• _Page excerpt_
* Begin *

Auto-rsync local changes to a remote server

As I've never been happy with the performance of Drupal running on behalf nfs shares in vagrant, I've been looking into a simple way to rsync my local changes into a vagrant box. There are separate tools like lsyncd or the deployment features of IDEs, but I wanted to have a simple solution that is easily scriptable. Thus, I ended up writing a simple shell script that watches a directory for changes events using inotify-tools and rsyncs the changes to a remote system via SSH.

watch.sh

The simple combination of inotify-tools and rsync ends up being problematic with changes that happen during a sync operation. There are simple approaches like the script discussed over there, but that involves a delay and still has the possiblity of missing changes. Therefore, I figured there need to be at least two processes when the sync operation is active: One process consumes file change notifications and processes them, while another process handles the synching. If change events come in during processing, the events are aggregated - i.e. only one event is propaged to the synching process, which then repeats the sync once the initial sync is finished. Of course, changes coming in during the repeated sync operation are again aggregated - so the script keeps syncing changes to the remote system until the chain of file system notification ends.
This file event processing logic is all handled by a small script called watch.sh, which can execute any command based on the file system changes. As mentioned, the script makes use of two processes for handling event notifications and running the command, while it makes use of named pipes for letting the processes communicate.

You can simply run watch.sh with rsync as follows

./watch.sh rsync -Cra --out-format='[%t]--%n' --delete SOURCE TARGET

Turns out, this simple script works quite reliable. However, when using it repeatedly with different commands suiting for multiple projects, a neat way for firing and logging it would be useful. Because of that, I wrote a simple initd like wrapper script that starts/stops the watch.sh script.

syncd

Syncd is a simple bash script that ships with the watch.sh script and makes configuring it for auto-rsyncing local changes simple. It comes with an initd script called syncd that reads syncd.conf configuration files, whereas it looks for syncd.conf files in the current working directory or any parent directory. That way, this works similar to vagrant & Vagrantfiles - just put syncd.conf somewhere in a parent directory "syncd" will pick it up. Known commands are syncd run to manually trigger a rsync and syncd log to inspect recent rsync output, besides the regular initd arguments start, stop, restart and status.

* End *

• _Task requirements_
**1)** Duplicate the passage of the rsync post between "The simple combination" and "system notification ends.", inclusive.
**2)** Condense the rsync post's paragraph that begins "Syncd is a simple bash script" into a short list that keeps its main facts.

• _Data extract_
* Begin *

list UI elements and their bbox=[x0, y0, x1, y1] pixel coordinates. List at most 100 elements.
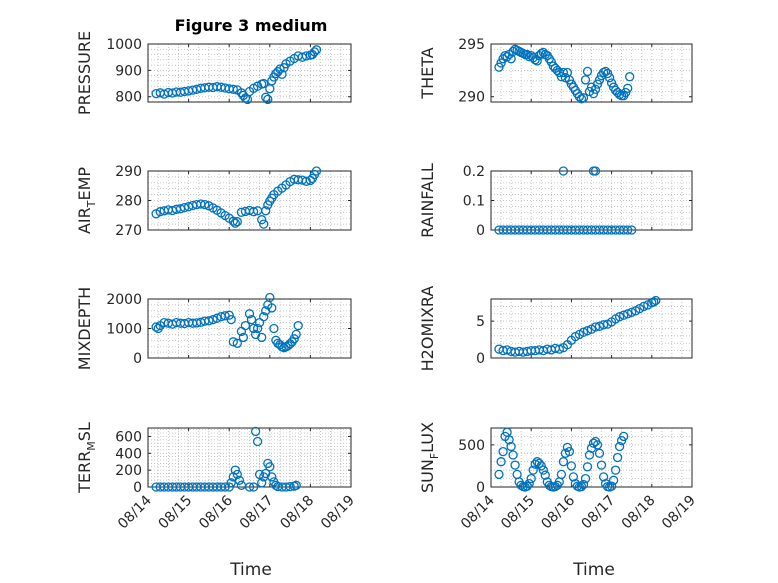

* End *

• _Answers for the tasks_
**1)**
The simple combination of inotify-tools and rsync ends up being problematic with changes that happen during a sync operation. There are simple approaches like the script discussed over there, but that involves a delay and still has the possiblity of missing changes. Therefore, I figured there need to be at least two processes when the sync operation is active: One process consumes file change notifications and processes them, while another process handles the synching. If change events come in during processing, the events are aggregated - i.e. only one event is propaged to the synching process, which then repeats the sync once the initial sync is finished. Of course, changes coming in during the repeated sync operation are again aggregated - so the script keeps syncing changes to the remote system until the chain of file system notification ends.

**2)**
- Syncd is a bash script that ships with watch.sh and simplifies configuring it to auto-rsync local changes.
- Its initd script, syncd, reads syncd.conf files from the current working directory or any parent directory, much as vagrant finds Vagrantfiles.
- Besides the regular initd arguments start, stop, restart and status, it accepts syncd run to trigger an rsync manually and syncd log to inspect recent rsync output.